Exercise details
Copy out each line of the data holding "Bottom".

Some records
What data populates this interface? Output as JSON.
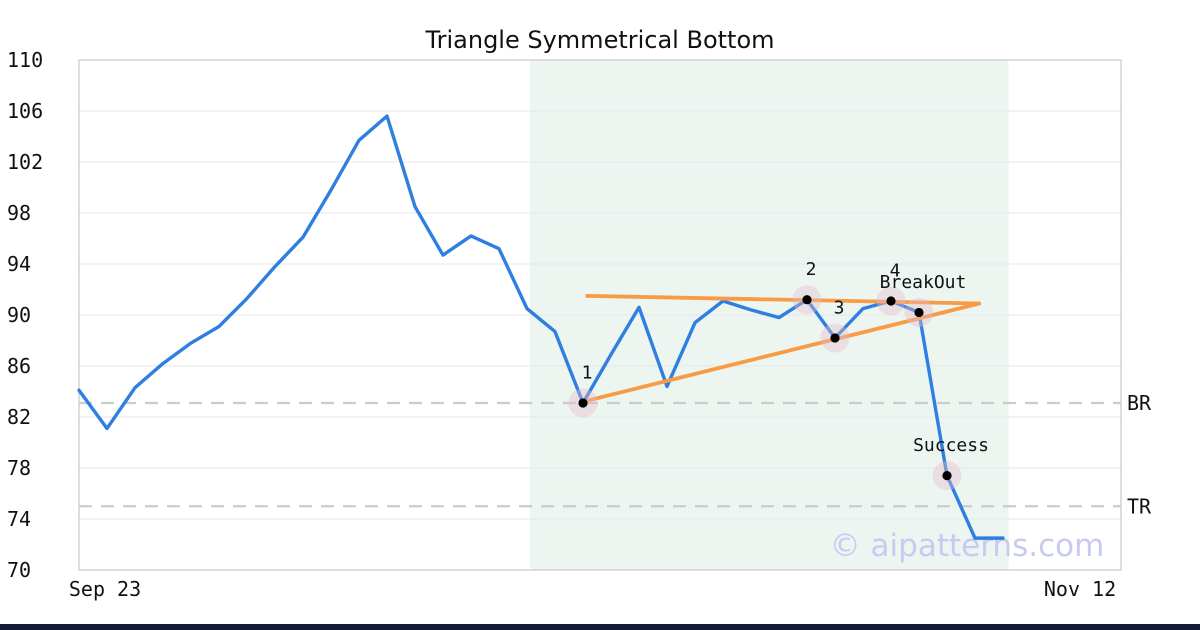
{
  "title": "Triangle Symmetrical Bottom",
  "watermark": "© aipatterns.com",
  "colors": {
    "price_line": "#2e7fe0",
    "trendline": "#f89b45",
    "shade": "#edf5f1",
    "grid": "#e7e7e7",
    "spine": "#cdcdcd",
    "dashed_level": "#cccccc",
    "marker_halo": "#e3bccb",
    "marker_dot": "#000000",
    "watermark": "#c7cbf2",
    "footer": "#131b36",
    "text": "#111111"
  },
  "chart_data": {
    "type": "line",
    "title": "Triangle Symmetrical Bottom",
    "legend": "none",
    "grid": "horizontal",
    "x_axis": {
      "start_label": "Sep 23",
      "end_label": "Nov 12"
    },
    "y_axis": {
      "min": 70,
      "max": 110,
      "ticks": [
        110,
        106,
        102,
        98,
        94,
        90,
        86,
        82,
        78,
        74,
        70
      ]
    },
    "series": {
      "name": "price",
      "values": [
        84.1,
        81.1,
        84.3,
        86.2,
        87.8,
        89.1,
        91.3,
        93.8,
        96.1,
        99.8,
        103.7,
        105.6,
        98.5,
        94.7,
        96.2,
        95.2,
        90.5,
        88.7,
        83.1,
        86.9,
        90.6,
        84.4,
        89.4,
        91.1,
        90.4,
        89.8,
        91.2,
        88.2,
        90.5,
        91.1,
        90.2,
        77.4,
        72.5,
        72.5
      ]
    },
    "shaded_region": {
      "from_index": 16.1,
      "to_index": 33.2
    },
    "trendlines": [
      {
        "name": "upper",
        "from": {
          "index": 18.15,
          "value": 91.5
        },
        "to": {
          "index": 32.15,
          "value": 90.9
        }
      },
      {
        "name": "lower",
        "from": {
          "index": 18.0,
          "value": 83.2
        },
        "to": {
          "index": 32.15,
          "value": 90.9
        }
      }
    ],
    "levels": [
      {
        "label": "BR",
        "value": 83.1
      },
      {
        "label": "TR",
        "value": 75.0
      }
    ],
    "markers": [
      {
        "label": "1",
        "index": 18,
        "value": 83.1
      },
      {
        "label": "2",
        "index": 26,
        "value": 91.2
      },
      {
        "label": "3",
        "index": 27,
        "value": 88.2
      },
      {
        "label": "4",
        "index": 29,
        "value": 91.1
      },
      {
        "label": "BreakOut",
        "index": 30,
        "value": 90.2
      },
      {
        "label": "Success",
        "index": 31,
        "value": 77.4
      }
    ]
  }
}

Solution
  "title": "Triangle Symmetrical Bottom",
    "title": "Triangle Symmetrical Bottom",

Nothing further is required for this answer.